In the entries, find all lines that hold the word "which" and copy them.

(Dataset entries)
+--
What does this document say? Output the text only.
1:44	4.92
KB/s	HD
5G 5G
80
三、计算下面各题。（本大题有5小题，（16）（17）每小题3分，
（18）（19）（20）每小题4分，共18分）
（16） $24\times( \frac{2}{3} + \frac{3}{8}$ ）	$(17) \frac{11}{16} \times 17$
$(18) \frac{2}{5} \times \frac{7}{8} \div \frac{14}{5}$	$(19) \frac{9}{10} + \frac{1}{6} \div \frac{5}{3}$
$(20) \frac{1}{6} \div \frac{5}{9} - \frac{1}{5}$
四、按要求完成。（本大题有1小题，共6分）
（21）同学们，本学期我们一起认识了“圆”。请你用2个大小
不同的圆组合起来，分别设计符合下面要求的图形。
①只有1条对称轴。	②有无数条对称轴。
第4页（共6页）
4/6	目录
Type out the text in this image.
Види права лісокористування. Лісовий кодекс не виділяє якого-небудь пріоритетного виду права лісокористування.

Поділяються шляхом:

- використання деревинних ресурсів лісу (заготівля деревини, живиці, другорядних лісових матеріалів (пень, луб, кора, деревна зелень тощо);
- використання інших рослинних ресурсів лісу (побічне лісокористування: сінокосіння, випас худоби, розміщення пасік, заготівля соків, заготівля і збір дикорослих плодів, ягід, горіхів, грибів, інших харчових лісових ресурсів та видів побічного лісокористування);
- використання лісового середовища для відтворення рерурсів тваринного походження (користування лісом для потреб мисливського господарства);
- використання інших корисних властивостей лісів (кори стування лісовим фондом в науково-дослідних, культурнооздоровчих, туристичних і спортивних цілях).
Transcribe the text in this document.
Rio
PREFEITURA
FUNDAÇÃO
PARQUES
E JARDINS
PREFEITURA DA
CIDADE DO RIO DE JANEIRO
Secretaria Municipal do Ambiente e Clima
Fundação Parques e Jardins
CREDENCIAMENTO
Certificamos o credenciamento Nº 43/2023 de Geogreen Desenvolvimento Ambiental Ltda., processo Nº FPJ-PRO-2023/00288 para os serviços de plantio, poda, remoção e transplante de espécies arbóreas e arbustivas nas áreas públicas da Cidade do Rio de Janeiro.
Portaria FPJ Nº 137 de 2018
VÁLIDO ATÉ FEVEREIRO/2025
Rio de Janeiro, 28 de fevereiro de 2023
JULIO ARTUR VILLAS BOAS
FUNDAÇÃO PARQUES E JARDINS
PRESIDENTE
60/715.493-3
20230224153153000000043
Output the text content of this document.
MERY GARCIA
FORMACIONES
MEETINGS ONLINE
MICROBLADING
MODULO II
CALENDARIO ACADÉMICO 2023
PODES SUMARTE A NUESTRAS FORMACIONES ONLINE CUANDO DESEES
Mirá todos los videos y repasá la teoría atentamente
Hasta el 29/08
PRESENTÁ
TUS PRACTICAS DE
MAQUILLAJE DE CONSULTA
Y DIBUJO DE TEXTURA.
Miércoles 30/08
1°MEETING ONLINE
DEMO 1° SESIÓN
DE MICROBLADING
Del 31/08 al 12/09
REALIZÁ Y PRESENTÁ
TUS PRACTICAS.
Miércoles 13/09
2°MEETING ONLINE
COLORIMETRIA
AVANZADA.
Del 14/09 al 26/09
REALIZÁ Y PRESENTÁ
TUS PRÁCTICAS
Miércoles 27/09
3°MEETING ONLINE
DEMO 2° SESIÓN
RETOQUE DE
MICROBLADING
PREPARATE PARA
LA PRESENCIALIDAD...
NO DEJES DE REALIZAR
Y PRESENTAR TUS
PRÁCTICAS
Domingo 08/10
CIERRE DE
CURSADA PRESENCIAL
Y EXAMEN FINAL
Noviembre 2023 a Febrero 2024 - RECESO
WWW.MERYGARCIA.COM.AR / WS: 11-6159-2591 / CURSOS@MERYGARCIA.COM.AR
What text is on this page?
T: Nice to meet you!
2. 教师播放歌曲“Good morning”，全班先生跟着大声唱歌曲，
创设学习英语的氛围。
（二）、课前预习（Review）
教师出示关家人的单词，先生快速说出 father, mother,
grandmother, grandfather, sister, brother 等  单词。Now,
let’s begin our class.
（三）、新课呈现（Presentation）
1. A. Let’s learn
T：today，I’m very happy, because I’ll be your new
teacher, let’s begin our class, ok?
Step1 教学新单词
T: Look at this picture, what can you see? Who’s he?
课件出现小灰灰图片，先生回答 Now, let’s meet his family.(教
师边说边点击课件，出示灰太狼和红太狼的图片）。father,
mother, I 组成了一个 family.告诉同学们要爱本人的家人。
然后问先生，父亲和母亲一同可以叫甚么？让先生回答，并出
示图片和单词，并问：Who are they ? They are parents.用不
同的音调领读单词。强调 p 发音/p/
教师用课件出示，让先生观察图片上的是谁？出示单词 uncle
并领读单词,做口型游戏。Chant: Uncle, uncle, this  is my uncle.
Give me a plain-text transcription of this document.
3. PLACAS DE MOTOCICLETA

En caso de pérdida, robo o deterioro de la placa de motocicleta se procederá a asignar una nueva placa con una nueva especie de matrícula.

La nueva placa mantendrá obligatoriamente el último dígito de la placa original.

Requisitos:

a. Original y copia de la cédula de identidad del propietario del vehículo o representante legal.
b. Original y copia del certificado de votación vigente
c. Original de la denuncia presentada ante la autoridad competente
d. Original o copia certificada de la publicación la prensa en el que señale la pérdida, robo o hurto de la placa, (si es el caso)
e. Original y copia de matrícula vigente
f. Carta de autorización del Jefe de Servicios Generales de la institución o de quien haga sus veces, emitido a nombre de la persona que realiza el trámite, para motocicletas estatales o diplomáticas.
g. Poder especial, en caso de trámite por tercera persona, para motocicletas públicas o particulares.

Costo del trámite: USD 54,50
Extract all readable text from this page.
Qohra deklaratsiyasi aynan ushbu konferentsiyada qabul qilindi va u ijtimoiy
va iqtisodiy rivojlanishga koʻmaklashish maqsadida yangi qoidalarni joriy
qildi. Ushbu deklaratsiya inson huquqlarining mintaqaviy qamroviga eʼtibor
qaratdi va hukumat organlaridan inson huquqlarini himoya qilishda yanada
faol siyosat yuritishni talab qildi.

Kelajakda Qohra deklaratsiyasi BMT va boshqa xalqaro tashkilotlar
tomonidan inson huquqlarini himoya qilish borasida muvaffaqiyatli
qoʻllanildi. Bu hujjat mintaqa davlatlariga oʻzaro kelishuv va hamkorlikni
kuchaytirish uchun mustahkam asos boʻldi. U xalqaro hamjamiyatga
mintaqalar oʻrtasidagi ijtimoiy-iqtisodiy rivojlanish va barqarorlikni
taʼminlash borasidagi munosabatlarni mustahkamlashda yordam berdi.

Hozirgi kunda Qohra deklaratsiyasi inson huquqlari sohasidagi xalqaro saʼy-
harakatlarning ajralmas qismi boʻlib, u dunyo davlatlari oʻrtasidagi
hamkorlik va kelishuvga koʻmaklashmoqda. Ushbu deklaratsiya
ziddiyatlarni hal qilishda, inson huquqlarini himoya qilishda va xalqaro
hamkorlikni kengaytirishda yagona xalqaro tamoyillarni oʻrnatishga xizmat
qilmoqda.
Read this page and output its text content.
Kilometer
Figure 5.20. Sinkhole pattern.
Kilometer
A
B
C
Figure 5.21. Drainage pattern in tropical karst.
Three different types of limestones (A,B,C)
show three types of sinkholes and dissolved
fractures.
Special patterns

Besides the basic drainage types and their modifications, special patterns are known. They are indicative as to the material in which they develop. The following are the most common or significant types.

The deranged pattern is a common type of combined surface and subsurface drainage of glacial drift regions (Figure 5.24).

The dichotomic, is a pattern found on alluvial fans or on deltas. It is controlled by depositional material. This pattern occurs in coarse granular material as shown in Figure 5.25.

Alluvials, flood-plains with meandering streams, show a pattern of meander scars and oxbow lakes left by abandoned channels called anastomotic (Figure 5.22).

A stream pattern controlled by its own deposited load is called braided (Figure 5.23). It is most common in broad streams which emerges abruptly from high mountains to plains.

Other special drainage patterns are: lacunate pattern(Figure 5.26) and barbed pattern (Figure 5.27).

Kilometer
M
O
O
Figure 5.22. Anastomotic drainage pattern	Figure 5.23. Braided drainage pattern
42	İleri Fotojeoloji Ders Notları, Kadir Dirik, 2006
+--
→ Written solution
Besides the basic drainage types and their modifications, special patterns are known. They are indicative as to the material in which they develop. The following are the most common or significant types.
A stream pattern controlled by its own deposited load is called braided (Figure 5.23). It is most common in broad streams which emerges abruptly from high mountains to plains.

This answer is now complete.